§ **Set exercise**: Collect all lines below with the string "name".

§ **Given records**:
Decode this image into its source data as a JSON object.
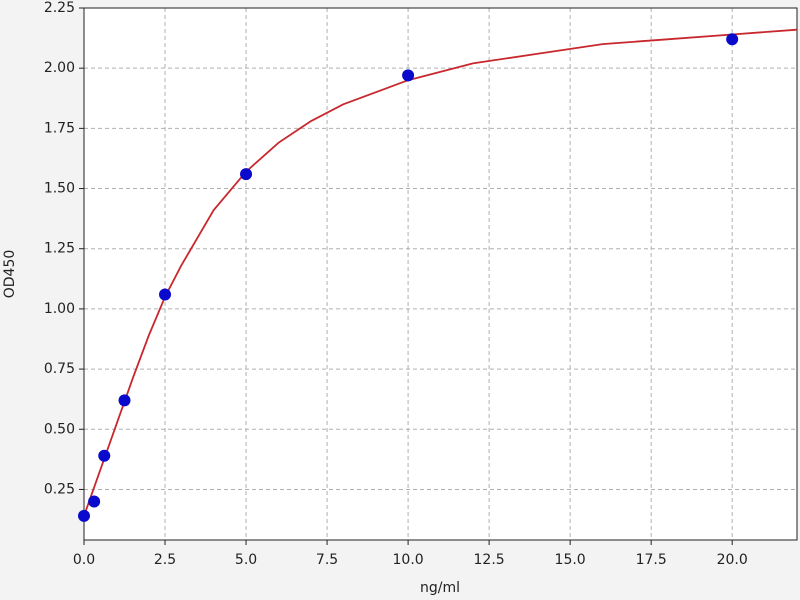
{
  "chart_data": {
    "type": "scatter",
    "xlabel": "ng/ml",
    "ylabel": "OD450",
    "points": {
      "color": "#0a0acc",
      "x": [
        0,
        0.3125,
        0.625,
        1.25,
        2.5,
        5,
        10,
        20
      ],
      "values": [
        0.14,
        0.2,
        0.39,
        0.62,
        1.06,
        1.56,
        1.97,
        2.12
      ]
    },
    "fit": {
      "color": "#c8282d",
      "x": [
        0,
        0.5,
        1,
        1.5,
        2,
        2.5,
        3,
        4,
        5,
        6,
        7,
        8,
        10,
        12,
        14,
        16,
        18,
        20,
        22
      ],
      "values": [
        0.14,
        0.33,
        0.52,
        0.71,
        0.89,
        1.05,
        1.18,
        1.41,
        1.57,
        1.69,
        1.78,
        1.85,
        1.95,
        2.02,
        2.06,
        2.1,
        2.12,
        2.14,
        2.16
      ]
    },
    "xlim": [
      0,
      22
    ],
    "ylim": [
      0.04,
      2.25
    ],
    "xticks": [
      {
        "value": 0,
        "label": "0.0"
      },
      2.5,
      {
        "value": 5,
        "label": "5.0"
      },
      7.5,
      {
        "value": 10,
        "label": "10.0"
      },
      12.5,
      {
        "value": 15,
        "label": "15.0"
      },
      17.5,
      {
        "value": 20,
        "label": "20.0"
      }
    ],
    "yticks": [
      0.25,
      {
        "value": 0.5,
        "label": "0.50"
      },
      0.75,
      {
        "value": 1,
        "label": "1.00"
      },
      1.25,
      {
        "value": 1.5,
        "label": "1.50"
      },
      1.75,
      {
        "value": 2,
        "label": "2.00"
      },
      2.25
    ],
    "grid": true
  }
}
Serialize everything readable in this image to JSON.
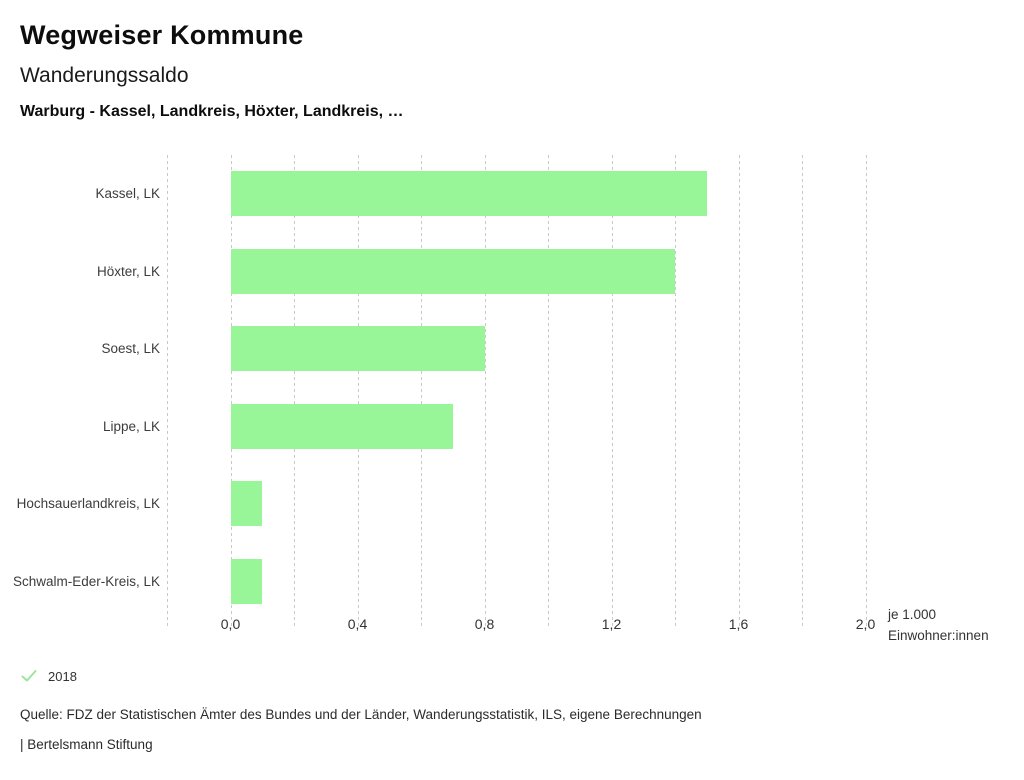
{
  "header": {
    "title": "Wegweiser Kommune",
    "subtitle": "Wanderungssaldo",
    "filter": "Warburg - Kassel, Landkreis, Höxter, Landkreis, …"
  },
  "chart_data": {
    "type": "bar",
    "orientation": "horizontal",
    "categories": [
      "Kassel, LK",
      "Höxter, LK",
      "Soest, LK",
      "Lippe, LK",
      "Hochsauerlandkreis, LK",
      "Schwalm-Eder-Kreis, LK"
    ],
    "series": [
      {
        "name": "2018",
        "values": [
          1.5,
          1.4,
          0.8,
          0.7,
          0.1,
          0.1
        ]
      }
    ],
    "xlim": [
      -0.2,
      2.0
    ],
    "gridline_step": 0.2,
    "x_ticks": [
      {
        "value": 0.0,
        "label": "0,0"
      },
      {
        "value": 0.4,
        "label": "0,4"
      },
      {
        "value": 0.8,
        "label": "0,8"
      },
      {
        "value": 1.2,
        "label": "1,2"
      },
      {
        "value": 1.6,
        "label": "1,6"
      },
      {
        "value": 2.0,
        "label": "2,0"
      }
    ],
    "unit_label_line1": "je 1.000",
    "unit_label_line2": "Einwohner:innen",
    "grid": true,
    "legend_position": "bottom-left"
  },
  "legend": {
    "year": "2018",
    "check_icon_color": "#9de59d"
  },
  "footer": {
    "source": "Quelle: FDZ der Statistischen Ämter des Bundes und der Länder, Wanderungsstatistik, ILS, eigene Berechnungen",
    "branding": "| Bertelsmann Stiftung"
  },
  "colors": {
    "bar": "#98f698",
    "grid": "#c9c9c9",
    "text": "#2b2b2b"
  }
}
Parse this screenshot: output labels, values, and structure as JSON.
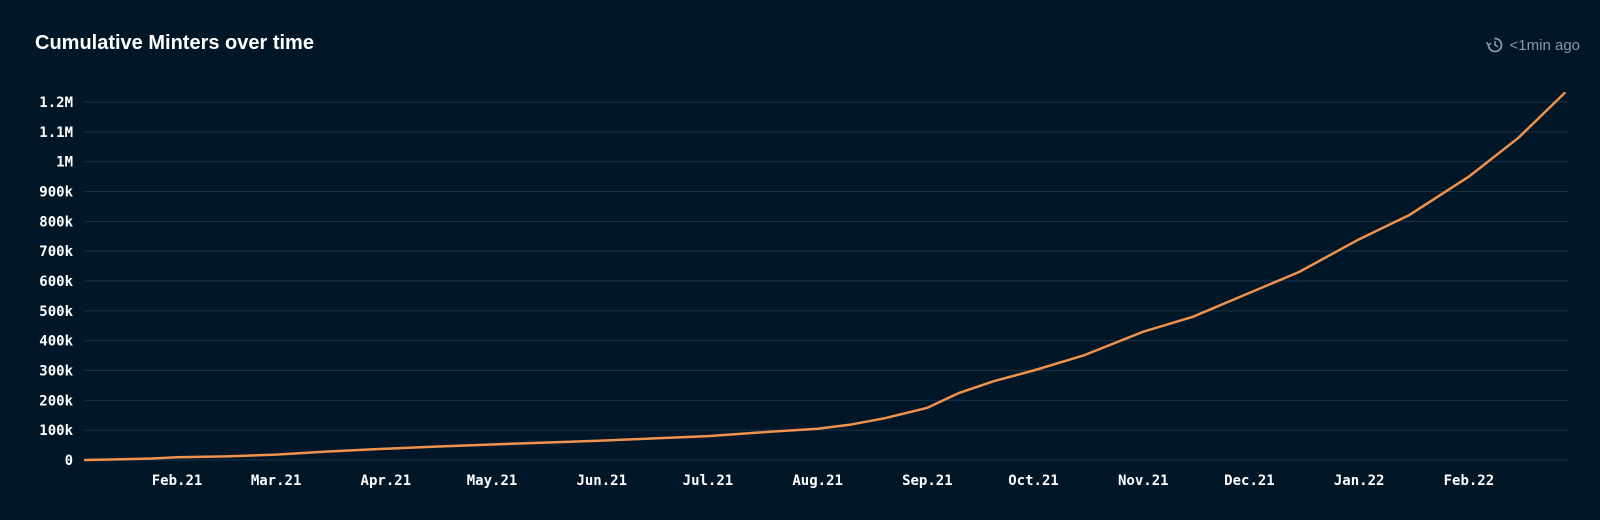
{
  "header": {
    "title": "Cumulative Minters over time",
    "updated": "<1min ago"
  },
  "colors": {
    "background": "#011627",
    "grid": "#1a3348",
    "line": "#f0924c",
    "tick_text": "#ffffff"
  },
  "chart_data": {
    "type": "line",
    "title": "Cumulative Minters over time",
    "xlabel": "",
    "ylabel": "",
    "x_range": [
      "2021-01-06",
      "2022-03-01"
    ],
    "ylim": [
      0,
      1200000
    ],
    "y_ticks": [
      0,
      100000,
      200000,
      300000,
      400000,
      500000,
      600000,
      700000,
      800000,
      900000,
      1000000,
      1100000,
      1200000
    ],
    "y_tick_labels": [
      "0",
      "100k",
      "200k",
      "300k",
      "400k",
      "500k",
      "600k",
      "700k",
      "800k",
      "900k",
      "1M",
      "1.1M",
      "1.2M"
    ],
    "x_ticks": [
      "2021-02-01",
      "2021-03-01",
      "2021-04-01",
      "2021-05-01",
      "2021-06-01",
      "2021-07-01",
      "2021-08-01",
      "2021-09-01",
      "2021-10-01",
      "2021-11-01",
      "2021-12-01",
      "2022-01-01",
      "2022-02-01"
    ],
    "x_tick_labels": [
      "Feb.21",
      "Mar.21",
      "Apr.21",
      "May.21",
      "Jun.21",
      "Jul.21",
      "Aug.21",
      "Sep.21",
      "Oct.21",
      "Nov.21",
      "Dec.21",
      "Jan.22",
      "Feb.22"
    ],
    "grid": true,
    "legend": "none",
    "series": [
      {
        "x": [
          "2021-01-06",
          "2021-01-15",
          "2021-01-25",
          "2021-02-01",
          "2021-02-15",
          "2021-03-01",
          "2021-03-15",
          "2021-04-01",
          "2021-04-15",
          "2021-05-01",
          "2021-05-15",
          "2021-06-01",
          "2021-06-15",
          "2021-07-01",
          "2021-07-15",
          "2021-08-01",
          "2021-08-10",
          "2021-08-20",
          "2021-09-01",
          "2021-09-10",
          "2021-09-20",
          "2021-10-01",
          "2021-10-15",
          "2021-11-01",
          "2021-11-15",
          "2021-12-01",
          "2021-12-15",
          "2022-01-01",
          "2022-01-15",
          "2022-02-01",
          "2022-02-15",
          "2022-02-28"
        ],
        "y": [
          0,
          2000,
          5000,
          9000,
          12000,
          18000,
          28000,
          38000,
          45000,
          52000,
          58000,
          65000,
          72000,
          80000,
          92000,
          105000,
          118000,
          140000,
          175000,
          225000,
          265000,
          300000,
          350000,
          430000,
          480000,
          560000,
          630000,
          740000,
          820000,
          950000,
          1080000,
          1230000
        ]
      }
    ]
  }
}
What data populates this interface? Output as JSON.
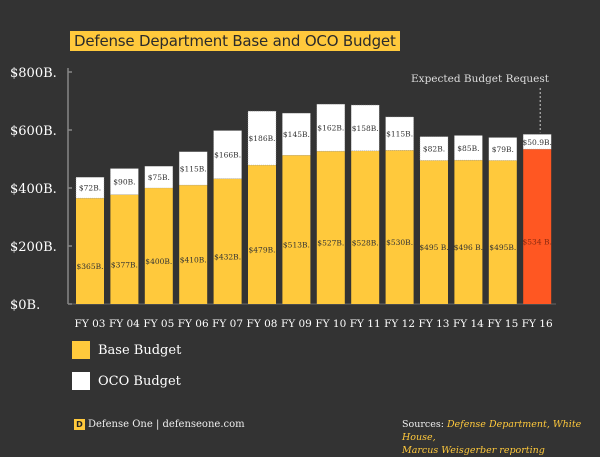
{
  "colors": {
    "background": "#333333",
    "base": "#FFC93C",
    "oco": "#FFFFFF",
    "highlight": "#FF5722",
    "title_bg": "#FFC93C"
  },
  "chart_data": {
    "type": "bar",
    "stacked": true,
    "title": "Defense Department Base and OCO Budget",
    "categories": [
      "FY 03",
      "FY 04",
      "FY 05",
      "FY 06",
      "FY 07",
      "FY 08",
      "FY 09",
      "FY 10",
      "FY 11",
      "FY 12",
      "FY 13",
      "FY 14",
      "FY 15",
      "FY 16"
    ],
    "series": [
      {
        "name": "Base Budget",
        "values": [
          365,
          377,
          400,
          410,
          432,
          479,
          513,
          527,
          528,
          530,
          495,
          496,
          495,
          534
        ],
        "labels": [
          "$365B.",
          "$377B.",
          "$400B.",
          "$410B.",
          "$432B.",
          "$479B.",
          "$513B.",
          "$527B.",
          "$528B.",
          "$530B.",
          "$495 B.",
          "$496 B.",
          "$495B.",
          "$534 B."
        ]
      },
      {
        "name": "OCO Budget",
        "values": [
          72,
          90,
          75,
          115,
          166,
          186,
          145,
          162,
          158,
          115,
          82,
          85,
          79,
          50.9
        ],
        "labels": [
          "$72B.",
          "$90B.",
          "$75B.",
          "$115B.",
          "$166B.",
          "$186B.",
          "$145B.",
          "$162B.",
          "$158B.",
          "$115B.",
          "$82B.",
          "$85B.",
          "$79B.",
          "$50.9B."
        ]
      }
    ],
    "highlight_category": "FY 16",
    "annotation": "Expected Budget Request",
    "ylim": [
      0,
      800
    ],
    "yticks": [
      0,
      200,
      400,
      600,
      800
    ],
    "ytick_labels": [
      "$0B.",
      "$200B.",
      "$400B.",
      "$600B.",
      "$800B."
    ],
    "legend_placement": "bottom-left",
    "grid": false
  },
  "footer": {
    "logo_letter": "D",
    "brand": "Defense One | defenseone.com",
    "sources_label": "Sources:",
    "sources_line1": "Defense Department, White House,",
    "sources_line2": "Marcus Weisgerber reporting"
  }
}
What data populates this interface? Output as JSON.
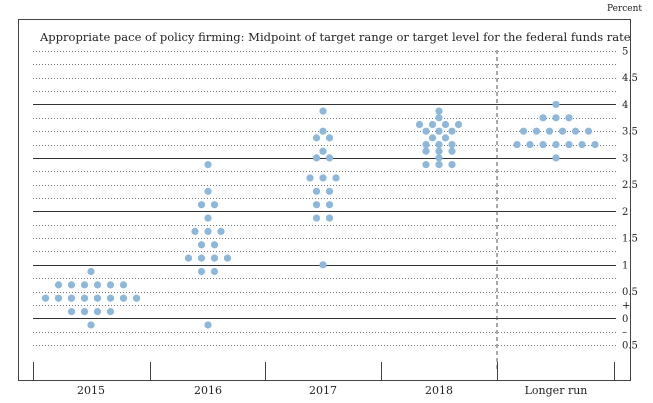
{
  "chart_data": {
    "type": "scatter",
    "title": "Appropriate pace of policy firming: Midpoint of target range or target level for the federal funds rate",
    "unit_label": "Percent",
    "categories": [
      "2015",
      "2016",
      "2017",
      "2018",
      "Longer run"
    ],
    "ylim": [
      -0.5,
      5.0
    ],
    "y_ticks": [
      {
        "value": 5,
        "label": "5"
      },
      {
        "value": 4.5,
        "label": "4.5"
      },
      {
        "value": 4,
        "label": "4"
      },
      {
        "value": 3.5,
        "label": "3.5"
      },
      {
        "value": 3,
        "label": "3"
      },
      {
        "value": 2.5,
        "label": "2.5"
      },
      {
        "value": 2,
        "label": "2"
      },
      {
        "value": 1.5,
        "label": "1.5"
      },
      {
        "value": 1,
        "label": "1"
      },
      {
        "value": 0.5,
        "label": "0.5"
      },
      {
        "value": 0.25,
        "label": "+"
      },
      {
        "value": 0,
        "label": "0"
      },
      {
        "value": -0.25,
        "label": "–"
      },
      {
        "value": -0.5,
        "label": "0.5"
      }
    ],
    "solid_gridlines": [
      4,
      3,
      2,
      1,
      0
    ],
    "marker_color": "#8db8db",
    "dots": [
      {
        "category": "2015",
        "rates": [
          0.875,
          0.625,
          0.625,
          0.625,
          0.625,
          0.625,
          0.625,
          0.375,
          0.375,
          0.375,
          0.375,
          0.375,
          0.375,
          0.375,
          0.375,
          0.125,
          0.125,
          0.125,
          0.125,
          -0.125
        ]
      },
      {
        "category": "2016",
        "rates": [
          2.875,
          2.375,
          2.125,
          2.125,
          1.875,
          1.625,
          1.625,
          1.625,
          1.375,
          1.375,
          1.125,
          1.125,
          1.125,
          1.125,
          0.875,
          0.875,
          -0.125
        ]
      },
      {
        "category": "2017",
        "rates": [
          3.875,
          3.5,
          3.375,
          3.375,
          3.125,
          3.0,
          3.0,
          2.625,
          2.625,
          2.625,
          2.375,
          2.375,
          2.125,
          2.125,
          1.875,
          1.875,
          1.0
        ]
      },
      {
        "category": "2018",
        "rates": [
          3.875,
          3.75,
          3.625,
          3.625,
          3.625,
          3.625,
          3.5,
          3.5,
          3.5,
          3.375,
          3.375,
          3.25,
          3.25,
          3.25,
          3.125,
          3.125,
          3.125,
          3.0,
          2.875,
          2.875,
          2.875
        ]
      },
      {
        "category": "Longer run",
        "rates": [
          4.0,
          3.75,
          3.75,
          3.75,
          3.5,
          3.5,
          3.5,
          3.5,
          3.5,
          3.5,
          3.25,
          3.25,
          3.25,
          3.25,
          3.25,
          3.25,
          3.25,
          3.0
        ]
      }
    ]
  }
}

§ **Answer for the task**:
        "name": "2018",
        "name": "Base Budget",
        "name": "OCO Budget",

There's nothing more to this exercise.